__What this task involves__.
Can you output the source records verbatim, from the first line through the line containing "setup-link[interactable]: Write or", with both ends included?

__Source records__.

***

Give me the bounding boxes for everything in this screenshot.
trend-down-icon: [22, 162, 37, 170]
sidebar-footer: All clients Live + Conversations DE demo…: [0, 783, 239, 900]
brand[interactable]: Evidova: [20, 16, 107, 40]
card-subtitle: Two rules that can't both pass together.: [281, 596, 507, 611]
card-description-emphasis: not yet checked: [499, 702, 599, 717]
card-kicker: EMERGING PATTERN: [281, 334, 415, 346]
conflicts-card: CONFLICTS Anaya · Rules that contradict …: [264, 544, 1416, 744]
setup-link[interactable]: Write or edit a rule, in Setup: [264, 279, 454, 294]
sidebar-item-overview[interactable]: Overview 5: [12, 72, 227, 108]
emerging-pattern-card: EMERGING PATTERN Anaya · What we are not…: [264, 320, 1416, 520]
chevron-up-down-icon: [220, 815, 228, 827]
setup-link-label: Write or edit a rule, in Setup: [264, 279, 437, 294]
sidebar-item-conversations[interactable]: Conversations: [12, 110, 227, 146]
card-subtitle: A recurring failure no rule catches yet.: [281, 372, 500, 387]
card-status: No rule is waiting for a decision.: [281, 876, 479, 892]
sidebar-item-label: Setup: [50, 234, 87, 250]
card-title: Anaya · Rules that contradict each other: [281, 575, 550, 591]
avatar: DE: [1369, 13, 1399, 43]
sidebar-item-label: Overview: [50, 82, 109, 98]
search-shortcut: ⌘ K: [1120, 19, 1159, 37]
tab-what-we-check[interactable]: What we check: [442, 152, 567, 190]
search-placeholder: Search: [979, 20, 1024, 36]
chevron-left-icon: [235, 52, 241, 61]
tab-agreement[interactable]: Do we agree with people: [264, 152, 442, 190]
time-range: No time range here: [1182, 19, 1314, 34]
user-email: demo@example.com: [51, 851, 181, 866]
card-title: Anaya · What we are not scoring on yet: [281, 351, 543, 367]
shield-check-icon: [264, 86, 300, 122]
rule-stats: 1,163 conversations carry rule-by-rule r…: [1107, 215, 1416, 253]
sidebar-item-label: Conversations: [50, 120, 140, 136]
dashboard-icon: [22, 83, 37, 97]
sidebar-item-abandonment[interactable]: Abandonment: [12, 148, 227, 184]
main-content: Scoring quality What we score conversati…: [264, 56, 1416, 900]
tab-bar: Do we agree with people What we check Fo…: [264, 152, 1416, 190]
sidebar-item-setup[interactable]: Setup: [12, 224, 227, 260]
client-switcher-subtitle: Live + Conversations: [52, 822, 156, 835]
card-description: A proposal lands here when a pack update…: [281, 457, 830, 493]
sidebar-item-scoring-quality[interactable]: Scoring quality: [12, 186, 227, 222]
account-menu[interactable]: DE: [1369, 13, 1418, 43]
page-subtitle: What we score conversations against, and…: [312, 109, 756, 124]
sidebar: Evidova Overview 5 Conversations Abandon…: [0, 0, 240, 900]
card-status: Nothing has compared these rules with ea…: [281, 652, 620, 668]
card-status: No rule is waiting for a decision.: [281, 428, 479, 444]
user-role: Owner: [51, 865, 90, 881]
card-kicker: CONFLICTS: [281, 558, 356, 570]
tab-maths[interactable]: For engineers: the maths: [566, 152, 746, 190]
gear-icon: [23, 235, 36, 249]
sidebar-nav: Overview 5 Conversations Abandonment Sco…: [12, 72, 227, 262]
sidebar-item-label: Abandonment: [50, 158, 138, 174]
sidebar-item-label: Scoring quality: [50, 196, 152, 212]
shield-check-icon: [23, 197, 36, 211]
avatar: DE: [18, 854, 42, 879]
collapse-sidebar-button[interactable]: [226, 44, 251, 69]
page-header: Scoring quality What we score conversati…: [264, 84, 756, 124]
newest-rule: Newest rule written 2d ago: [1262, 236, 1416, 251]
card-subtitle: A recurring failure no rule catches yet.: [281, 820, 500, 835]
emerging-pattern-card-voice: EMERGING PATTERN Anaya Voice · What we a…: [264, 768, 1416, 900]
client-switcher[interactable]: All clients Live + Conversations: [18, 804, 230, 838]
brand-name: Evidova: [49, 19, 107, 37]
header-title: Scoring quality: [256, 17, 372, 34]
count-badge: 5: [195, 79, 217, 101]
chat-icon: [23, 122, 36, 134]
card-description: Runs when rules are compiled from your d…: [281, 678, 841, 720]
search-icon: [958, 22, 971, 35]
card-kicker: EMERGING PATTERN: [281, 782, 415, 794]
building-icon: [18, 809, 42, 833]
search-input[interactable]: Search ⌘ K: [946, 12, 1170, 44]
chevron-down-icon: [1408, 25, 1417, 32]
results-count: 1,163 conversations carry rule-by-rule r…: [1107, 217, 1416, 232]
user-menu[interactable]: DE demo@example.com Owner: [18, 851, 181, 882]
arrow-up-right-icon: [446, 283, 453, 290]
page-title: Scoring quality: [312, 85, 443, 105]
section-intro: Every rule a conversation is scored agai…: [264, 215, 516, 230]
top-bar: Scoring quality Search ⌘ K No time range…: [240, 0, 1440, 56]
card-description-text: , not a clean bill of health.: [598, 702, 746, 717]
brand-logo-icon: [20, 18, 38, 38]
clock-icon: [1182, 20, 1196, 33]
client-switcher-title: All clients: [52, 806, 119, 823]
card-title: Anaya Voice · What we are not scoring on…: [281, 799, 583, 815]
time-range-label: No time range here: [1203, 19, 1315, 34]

***

__Result of the exercise__.
Give me the bounding boxes for everything in this screenshot.
trend-down-icon: [22, 162, 37, 170]
sidebar-footer: All clients Live + Conversations DE demo…: [0, 783, 239, 900]
brand[interactable]: Evidova: [20, 16, 107, 40]
card-subtitle: Two rules that can't both pass together.: [281, 596, 507, 611]
card-description-emphasis: not yet checked: [499, 702, 599, 717]
card-kicker: EMERGING PATTERN: [281, 334, 415, 346]
conflicts-card: CONFLICTS Anaya · Rules that contradict …: [264, 544, 1416, 744]
setup-link[interactable]: Write or edit a rule, in Setup: [264, 279, 454, 294]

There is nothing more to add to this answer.